§ **任务详情**
将数据中从包含“Flow 321.85 [857,296,897,300]”的那一行开始、到包含“Text: Pressure (kPaG): Pressure (kPaG) [916,248,925,308]”的那一行结束的各行逐字照录下来，首尾两行均包括在内。

§ **所给数据**
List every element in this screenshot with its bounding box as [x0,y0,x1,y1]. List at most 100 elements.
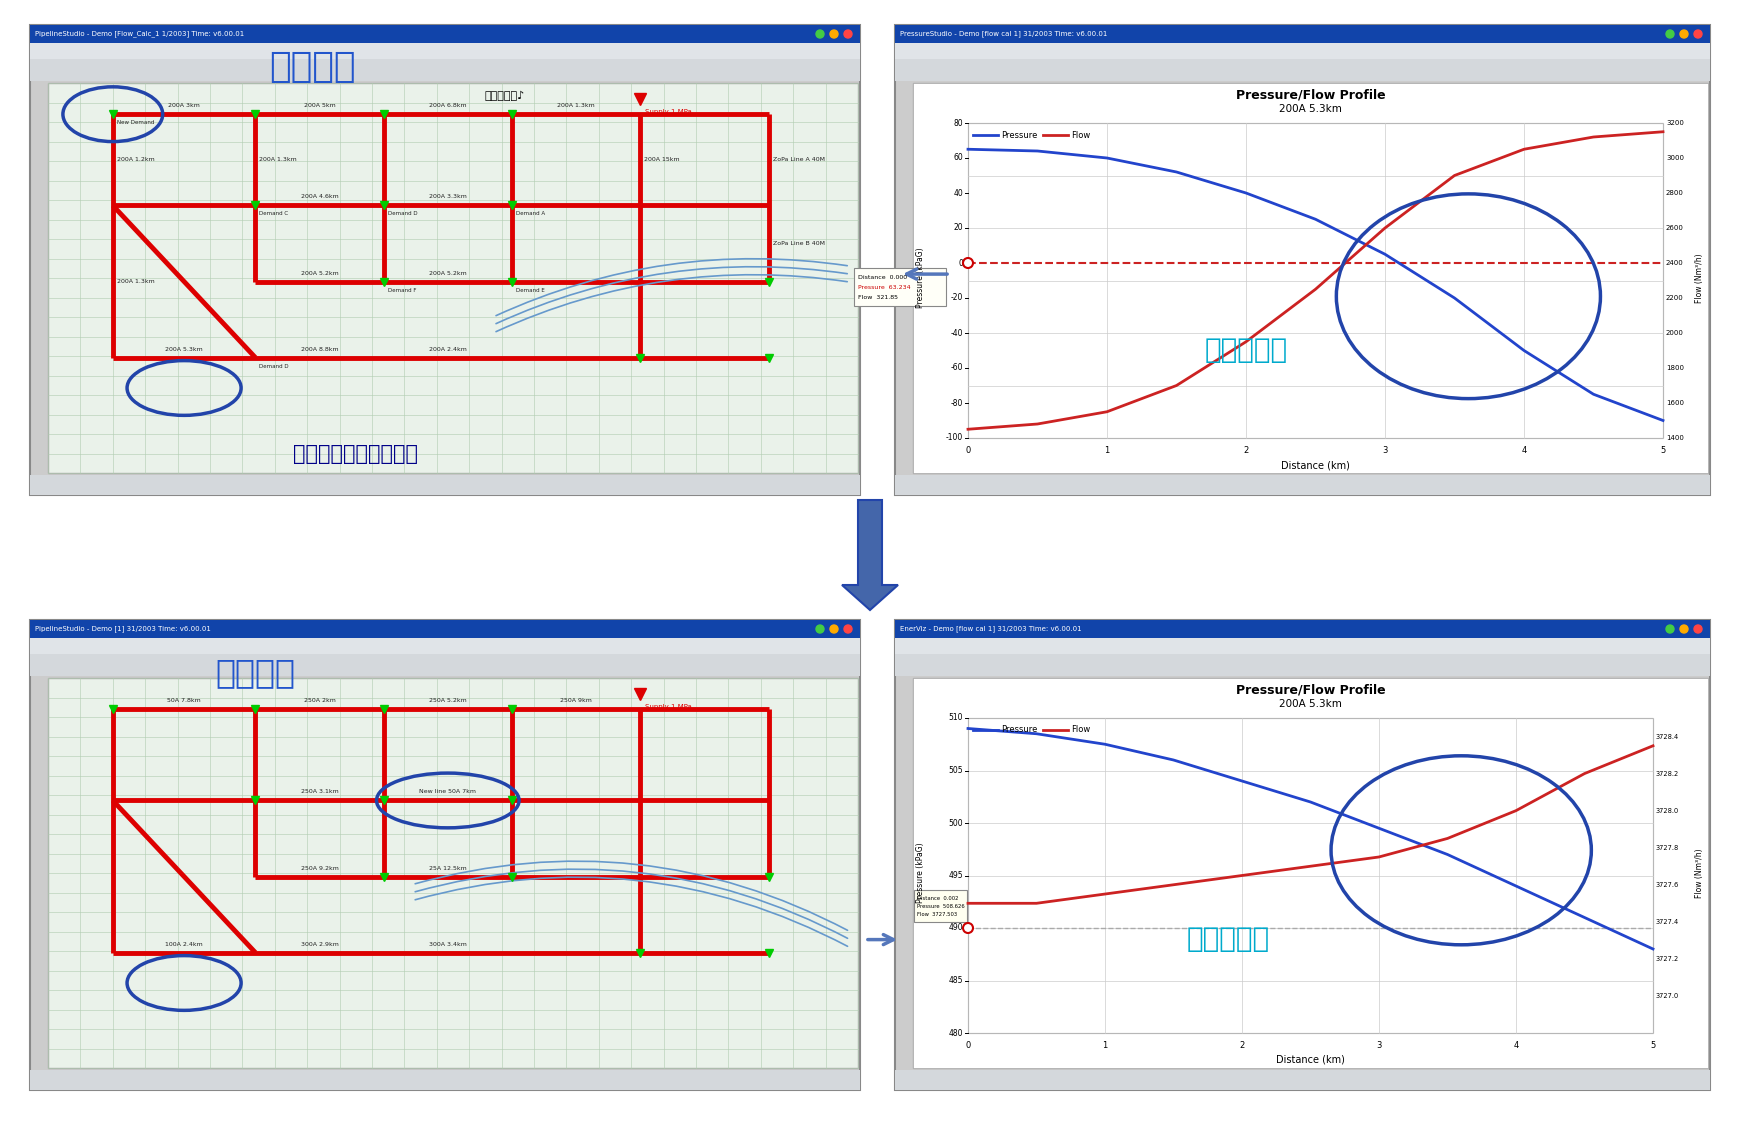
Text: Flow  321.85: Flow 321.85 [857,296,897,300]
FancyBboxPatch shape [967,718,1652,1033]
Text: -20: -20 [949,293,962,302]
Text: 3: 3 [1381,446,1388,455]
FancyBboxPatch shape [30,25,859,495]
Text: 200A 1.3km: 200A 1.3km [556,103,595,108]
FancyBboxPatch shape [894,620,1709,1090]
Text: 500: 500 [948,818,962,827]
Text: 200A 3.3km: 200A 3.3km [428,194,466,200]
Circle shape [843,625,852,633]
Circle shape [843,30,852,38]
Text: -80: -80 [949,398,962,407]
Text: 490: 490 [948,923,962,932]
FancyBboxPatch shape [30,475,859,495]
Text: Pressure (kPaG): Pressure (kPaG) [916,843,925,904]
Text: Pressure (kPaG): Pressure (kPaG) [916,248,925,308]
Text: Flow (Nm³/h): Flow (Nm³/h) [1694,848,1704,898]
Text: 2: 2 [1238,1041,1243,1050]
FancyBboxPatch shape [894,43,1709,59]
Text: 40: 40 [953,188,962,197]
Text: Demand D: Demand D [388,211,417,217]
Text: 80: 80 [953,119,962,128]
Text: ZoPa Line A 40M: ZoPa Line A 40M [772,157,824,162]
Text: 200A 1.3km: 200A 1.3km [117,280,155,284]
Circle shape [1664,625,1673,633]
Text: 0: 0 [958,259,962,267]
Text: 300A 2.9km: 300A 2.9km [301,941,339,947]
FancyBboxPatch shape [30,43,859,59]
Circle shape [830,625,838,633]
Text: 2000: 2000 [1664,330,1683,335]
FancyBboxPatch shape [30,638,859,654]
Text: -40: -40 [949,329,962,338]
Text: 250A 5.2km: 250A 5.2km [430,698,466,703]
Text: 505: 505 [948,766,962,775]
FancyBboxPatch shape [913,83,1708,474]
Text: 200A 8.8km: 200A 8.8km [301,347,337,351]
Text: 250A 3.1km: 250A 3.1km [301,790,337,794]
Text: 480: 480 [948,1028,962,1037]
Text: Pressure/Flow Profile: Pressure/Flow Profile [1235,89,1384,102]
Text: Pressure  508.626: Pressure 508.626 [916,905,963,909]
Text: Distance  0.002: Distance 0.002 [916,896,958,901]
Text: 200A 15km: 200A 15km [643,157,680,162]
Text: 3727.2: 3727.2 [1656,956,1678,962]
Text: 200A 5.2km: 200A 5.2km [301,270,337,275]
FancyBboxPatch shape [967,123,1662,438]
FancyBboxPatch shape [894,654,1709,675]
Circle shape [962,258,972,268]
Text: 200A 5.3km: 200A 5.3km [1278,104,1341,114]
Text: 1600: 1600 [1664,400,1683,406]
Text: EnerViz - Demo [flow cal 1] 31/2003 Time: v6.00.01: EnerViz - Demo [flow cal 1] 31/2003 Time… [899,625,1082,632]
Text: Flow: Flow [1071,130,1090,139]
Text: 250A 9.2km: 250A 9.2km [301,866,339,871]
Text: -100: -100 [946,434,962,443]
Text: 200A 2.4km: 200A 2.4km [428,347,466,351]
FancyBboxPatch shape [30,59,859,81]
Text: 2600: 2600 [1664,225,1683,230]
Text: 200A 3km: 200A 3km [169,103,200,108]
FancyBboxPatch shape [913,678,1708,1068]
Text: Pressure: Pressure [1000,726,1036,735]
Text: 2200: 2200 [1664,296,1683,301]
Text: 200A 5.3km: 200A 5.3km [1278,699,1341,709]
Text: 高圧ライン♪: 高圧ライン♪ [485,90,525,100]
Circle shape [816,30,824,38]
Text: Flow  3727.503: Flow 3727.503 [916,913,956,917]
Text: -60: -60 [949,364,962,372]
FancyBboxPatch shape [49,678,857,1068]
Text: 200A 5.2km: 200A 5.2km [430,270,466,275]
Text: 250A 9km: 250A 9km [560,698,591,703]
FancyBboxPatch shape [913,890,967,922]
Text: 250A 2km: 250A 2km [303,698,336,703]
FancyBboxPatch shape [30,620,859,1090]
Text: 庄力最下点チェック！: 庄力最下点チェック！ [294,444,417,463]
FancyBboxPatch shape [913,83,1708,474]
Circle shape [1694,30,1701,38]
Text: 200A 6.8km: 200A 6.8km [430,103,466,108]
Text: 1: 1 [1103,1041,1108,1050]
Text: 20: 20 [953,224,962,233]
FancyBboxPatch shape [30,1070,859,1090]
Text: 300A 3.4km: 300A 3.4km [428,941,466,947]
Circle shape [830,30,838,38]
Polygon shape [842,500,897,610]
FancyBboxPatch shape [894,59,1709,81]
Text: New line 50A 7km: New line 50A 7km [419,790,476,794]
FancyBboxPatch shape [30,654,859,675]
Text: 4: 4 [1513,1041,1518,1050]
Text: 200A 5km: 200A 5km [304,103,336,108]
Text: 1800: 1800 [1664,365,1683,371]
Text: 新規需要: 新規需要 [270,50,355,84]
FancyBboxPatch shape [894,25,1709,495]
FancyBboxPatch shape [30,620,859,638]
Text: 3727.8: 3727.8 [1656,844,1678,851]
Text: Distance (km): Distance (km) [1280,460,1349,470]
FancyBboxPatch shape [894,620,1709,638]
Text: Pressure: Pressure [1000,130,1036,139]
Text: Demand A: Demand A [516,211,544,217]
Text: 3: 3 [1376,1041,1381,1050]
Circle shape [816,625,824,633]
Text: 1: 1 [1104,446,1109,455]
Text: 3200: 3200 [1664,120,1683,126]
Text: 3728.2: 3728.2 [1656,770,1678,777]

§ **答复**
Text: Flow  321.85: Flow 321.85 [857,296,897,300]
FancyBboxPatch shape [967,718,1652,1033]
Text: -20: -20 [949,293,962,302]
Text: 3: 3 [1381,446,1388,455]
FancyBboxPatch shape [30,25,859,495]
Text: 200A 1.3km: 200A 1.3km [556,103,595,108]
FancyBboxPatch shape [894,620,1709,1090]
Text: 500: 500 [948,818,962,827]
Text: 200A 3.3km: 200A 3.3km [428,194,466,200]
Circle shape [843,625,852,633]
Circle shape [843,30,852,38]
Text: -80: -80 [949,398,962,407]
Text: 490: 490 [948,923,962,932]
FancyBboxPatch shape [30,475,859,495]
Text: Pressure (kPaG): Pressure (kPaG) [916,843,925,904]
Text: Pressure (kPaG): Pressure (kPaG) [916,248,925,308]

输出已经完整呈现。